• **Provided data**
-- BEGIN --

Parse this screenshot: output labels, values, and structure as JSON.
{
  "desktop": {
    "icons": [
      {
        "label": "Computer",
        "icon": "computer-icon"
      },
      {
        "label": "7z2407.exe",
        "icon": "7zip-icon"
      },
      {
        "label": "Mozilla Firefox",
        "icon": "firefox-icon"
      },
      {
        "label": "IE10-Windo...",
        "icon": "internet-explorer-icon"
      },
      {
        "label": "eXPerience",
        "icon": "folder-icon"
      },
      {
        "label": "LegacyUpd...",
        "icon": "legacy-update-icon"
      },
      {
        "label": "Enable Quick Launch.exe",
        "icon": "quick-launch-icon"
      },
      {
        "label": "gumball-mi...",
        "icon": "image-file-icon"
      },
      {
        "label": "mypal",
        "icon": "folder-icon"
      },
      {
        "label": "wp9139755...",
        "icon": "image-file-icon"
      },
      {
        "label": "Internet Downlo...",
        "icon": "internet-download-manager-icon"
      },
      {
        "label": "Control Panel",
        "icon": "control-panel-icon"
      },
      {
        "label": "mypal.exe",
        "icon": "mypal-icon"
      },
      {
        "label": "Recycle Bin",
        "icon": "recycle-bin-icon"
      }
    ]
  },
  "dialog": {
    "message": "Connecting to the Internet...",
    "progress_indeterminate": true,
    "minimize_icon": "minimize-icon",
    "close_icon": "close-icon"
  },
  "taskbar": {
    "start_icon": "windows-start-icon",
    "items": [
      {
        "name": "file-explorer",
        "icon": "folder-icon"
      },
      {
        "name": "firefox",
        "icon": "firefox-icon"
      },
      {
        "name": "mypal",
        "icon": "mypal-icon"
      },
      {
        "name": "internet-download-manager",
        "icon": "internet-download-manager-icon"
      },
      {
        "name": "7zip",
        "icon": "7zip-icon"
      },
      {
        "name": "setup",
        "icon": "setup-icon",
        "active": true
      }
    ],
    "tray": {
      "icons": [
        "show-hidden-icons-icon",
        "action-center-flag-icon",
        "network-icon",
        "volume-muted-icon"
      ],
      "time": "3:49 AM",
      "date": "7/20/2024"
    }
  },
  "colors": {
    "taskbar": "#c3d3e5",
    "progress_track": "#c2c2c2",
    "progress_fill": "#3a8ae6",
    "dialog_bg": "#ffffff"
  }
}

-- END --

• **Exercise details**
Return all of the data exactly as it reads.

• **Response**
Parse this screenshot: output labels, values, and structure as JSON.
{
  "desktop": {
    "icons": [
      {
        "label": "Computer",
        "icon": "computer-icon"
      },
      {
        "label": "7z2407.exe",
        "icon": "7zip-icon"
      },
      {
        "label": "Mozilla Firefox",
        "icon": "firefox-icon"
      },
      {
        "label": "IE10-Windo...",
        "icon": "internet-explorer-icon"
      },
      {
        "label": "eXPerience",
        "icon": "folder-icon"
      },
      {
        "label": "LegacyUpd...",
        "icon": "legacy-update-icon"
      },
      {
        "label": "Enable Quick Launch.exe",
        "icon": "quick-launch-icon"
      },
      {
        "label": "gumball-mi...",
        "icon": "image-file-icon"
      },
      {
        "label": "mypal",
        "icon": "folder-icon"
      },
      {
        "label": "wp9139755...",
        "icon": "image-file-icon"
      },
      {
        "label": "Internet Downlo...",
        "icon": "internet-download-manager-icon"
      },
      {
        "label": "Control Panel",
        "icon": "control-panel-icon"
      },
      {
        "label": "mypal.exe",
        "icon": "mypal-icon"
      },
      {
        "label": "Recycle Bin",
        "icon": "recycle-bin-icon"
      }
    ]
  },
  "dialog": {
    "message": "Connecting to the Internet...",
    "progress_indeterminate": true,
    "minimize_icon": "minimize-icon",
    "close_icon": "close-icon"
  },
  "taskbar": {
    "start_icon": "windows-start-icon",
    "items": [
      {
        "name": "file-explorer",
        "icon": "folder-icon"
      },
      {
        "name": "firefox",
        "icon": "firefox-icon"
      },
      {
        "name": "mypal",
        "icon": "mypal-icon"
      },
      {
        "name": "internet-download-manager",
        "icon": "internet-download-manager-icon"
      },
      {
        "name": "7zip",
        "icon": "7zip-icon"
      },
      {
        "name": "setup",
        "icon": "setup-icon",
        "active": true
      }
    ],
    "tray": {
      "icons": [
        "show-hidden-icons-icon",
        "action-center-flag-icon",
        "network-icon",
        "volume-muted-icon"
      ],
      "time": "3:49 AM",
      "date": "7/20/2024"
    }
  },
  "colors": {
    "taskbar": "#c3d3e5",
    "progress_track": "#c2c2c2",
    "progress_fill": "#3a8ae6",
    "dialog_bg": "#ffffff"
  }
}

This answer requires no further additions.